= The exercise =
Every line that contains the word "Statistics" should be copied.

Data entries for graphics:
* Start *

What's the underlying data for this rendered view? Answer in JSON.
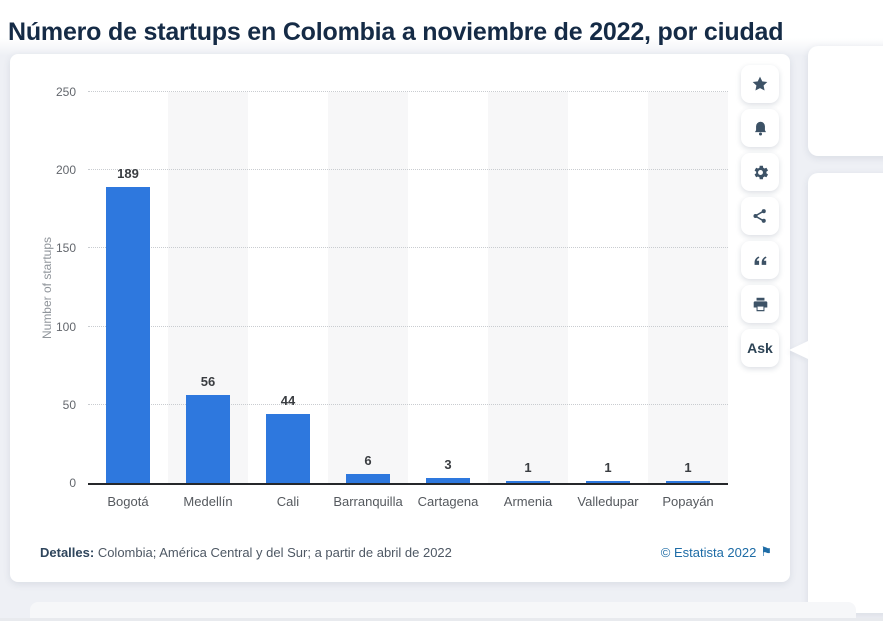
{
  "page": {
    "title": "Número de startups en Colombia a noviembre de 2022, por ciudad",
    "background_color": "#eef0f5",
    "title_color": "#152b46"
  },
  "chart_data": {
    "type": "bar",
    "categories": [
      "Bogotá",
      "Medellín",
      "Cali",
      "Barranquilla",
      "Cartagena",
      "Armenia",
      "Valledupar",
      "Popayán"
    ],
    "values": [
      189,
      56,
      44,
      6,
      3,
      1,
      1,
      1
    ],
    "title": "",
    "xlabel": "",
    "ylabel": "Number of startups",
    "ylim": [
      0,
      250
    ],
    "yticks": [
      0,
      50,
      100,
      150,
      200,
      250
    ],
    "grid": "horizontal-dotted",
    "legend": "none",
    "bar_color": "#2e78de",
    "band_alt_color": "#f7f7f8"
  },
  "toolbar": {
    "buttons": [
      {
        "name": "favorite",
        "icon": "star-icon"
      },
      {
        "name": "notifications",
        "icon": "bell-icon"
      },
      {
        "name": "settings",
        "icon": "gear-icon"
      },
      {
        "name": "share",
        "icon": "share-icon"
      },
      {
        "name": "cite",
        "icon": "quote-icon"
      },
      {
        "name": "print",
        "icon": "printer-icon"
      }
    ],
    "ask_label": "Ask"
  },
  "footer": {
    "details_label": "Detalles:",
    "details_text": " Colombia; América Central y del Sur; a partir de abril de 2022",
    "copyright": "© Estatista 2022",
    "flag_icon": "⚑"
  }
}
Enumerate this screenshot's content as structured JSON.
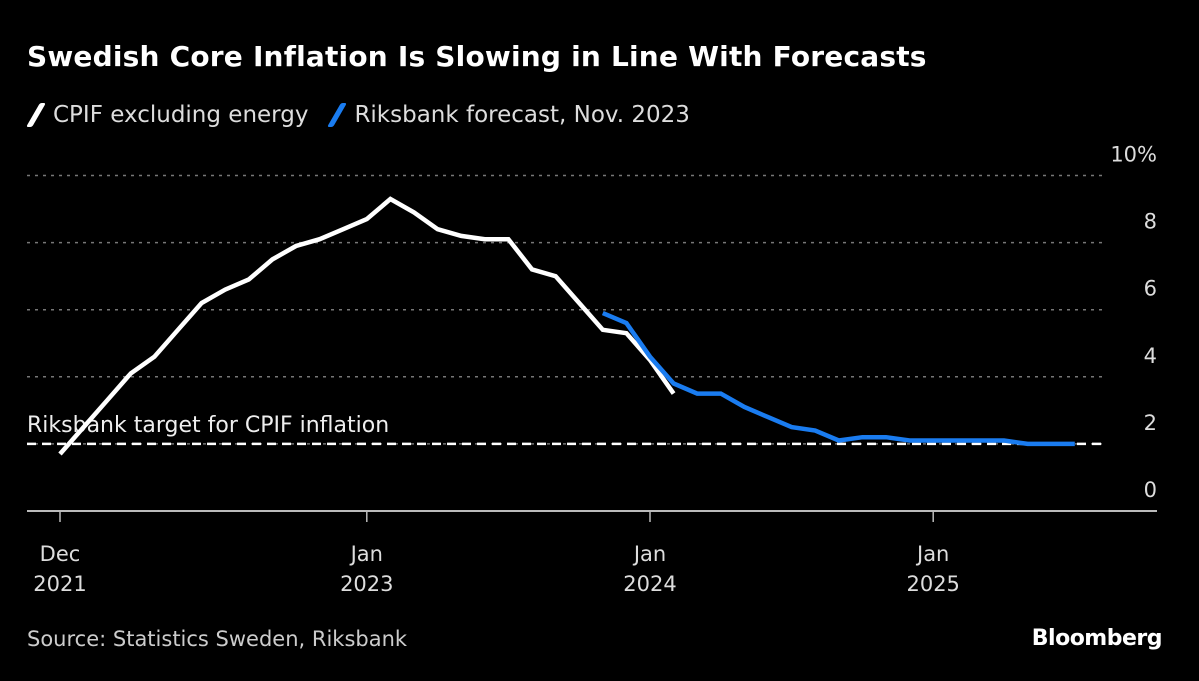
{
  "chart_data": {
    "type": "line",
    "title": "Swedish Core Inflation Is Slowing in Line With Forecasts",
    "xlabel": "",
    "ylabel": "",
    "ylim": [
      0,
      10
    ],
    "yticks": [
      {
        "value": 0,
        "label": "0"
      },
      {
        "value": 2,
        "label": "2"
      },
      {
        "value": 4,
        "label": "4"
      },
      {
        "value": 6,
        "label": "6"
      },
      {
        "value": 8,
        "label": "8"
      },
      {
        "value": 10,
        "label": "10%"
      }
    ],
    "xlim_month_index": [
      0,
      45.5
    ],
    "x_start": "Dec 2021",
    "xticks": [
      {
        "month_index": 0,
        "line1": "Dec",
        "line2": "2021"
      },
      {
        "month_index": 13,
        "line1": "Jan",
        "line2": "2023"
      },
      {
        "month_index": 25,
        "line1": "Jan",
        "line2": "2024"
      },
      {
        "month_index": 37,
        "line1": "Jan",
        "line2": "2025"
      }
    ],
    "grid": "horizontal-dotted",
    "legend_position": "top-left",
    "series": [
      {
        "name": "CPIF excluding energy",
        "color": "#ffffff",
        "start_month_index": 0,
        "x": [
          "Dec 2021",
          "Jan 2022",
          "Feb 2022",
          "Mar 2022",
          "Apr 2022",
          "May 2022",
          "Jun 2022",
          "Jul 2022",
          "Aug 2022",
          "Sep 2022",
          "Oct 2022",
          "Nov 2022",
          "Dec 2022",
          "Jan 2023",
          "Feb 2023",
          "Mar 2023",
          "Apr 2023",
          "May 2023",
          "Jun 2023",
          "Jul 2023",
          "Aug 2023",
          "Sep 2023",
          "Oct 2023",
          "Nov 2023",
          "Dec 2023",
          "Jan 2024",
          "Feb 2024"
        ],
        "values": [
          1.7,
          2.5,
          3.3,
          4.1,
          4.6,
          5.4,
          6.2,
          6.6,
          6.9,
          7.5,
          7.9,
          8.1,
          8.4,
          8.7,
          9.3,
          8.9,
          8.4,
          8.2,
          8.1,
          8.1,
          7.2,
          7.0,
          6.2,
          5.4,
          5.3,
          4.5,
          3.5
        ]
      },
      {
        "name": "Riksbank forecast, Nov. 2023",
        "color": "#1a7cf0",
        "start_month_index": 23,
        "x": [
          "Nov 2023",
          "Dec 2023",
          "Jan 2024",
          "Feb 2024",
          "Mar 2024",
          "Apr 2024",
          "May 2024",
          "Jun 2024",
          "Jul 2024",
          "Aug 2024",
          "Sep 2024",
          "Oct 2024",
          "Nov 2024",
          "Dec 2024",
          "Jan 2025",
          "Feb 2025",
          "Mar 2025",
          "Apr 2025",
          "May 2025",
          "Jun 2025",
          "Jul 2025"
        ],
        "values": [
          5.9,
          5.6,
          4.6,
          3.8,
          3.5,
          3.5,
          3.1,
          2.8,
          2.5,
          2.4,
          2.1,
          2.2,
          2.2,
          2.1,
          2.1,
          2.1,
          2.1,
          2.1,
          2.0,
          2.0,
          2.0
        ]
      }
    ],
    "annotations": [
      {
        "type": "hline",
        "value": 2,
        "style": "dashed",
        "label": "Riksbank target for CPIF inflation"
      }
    ],
    "source": "Source: Statistics Sweden, Riksbank"
  },
  "header": {
    "title": "Swedish Core Inflation Is Slowing in Line With Forecasts"
  },
  "legend": [
    {
      "label": "CPIF excluding energy",
      "color": "#ffffff"
    },
    {
      "label": "Riksbank forecast, Nov. 2023",
      "color": "#1a7cf0"
    }
  ],
  "footer": {
    "source": "Source: Statistics Sweden, Riksbank",
    "brand": "Bloomberg"
  }
}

* End *

= Result of the exercise =
    "source": "Source: Statistics Sweden, Riksbank"
    "source": "Source: Statistics Sweden, Riksbank",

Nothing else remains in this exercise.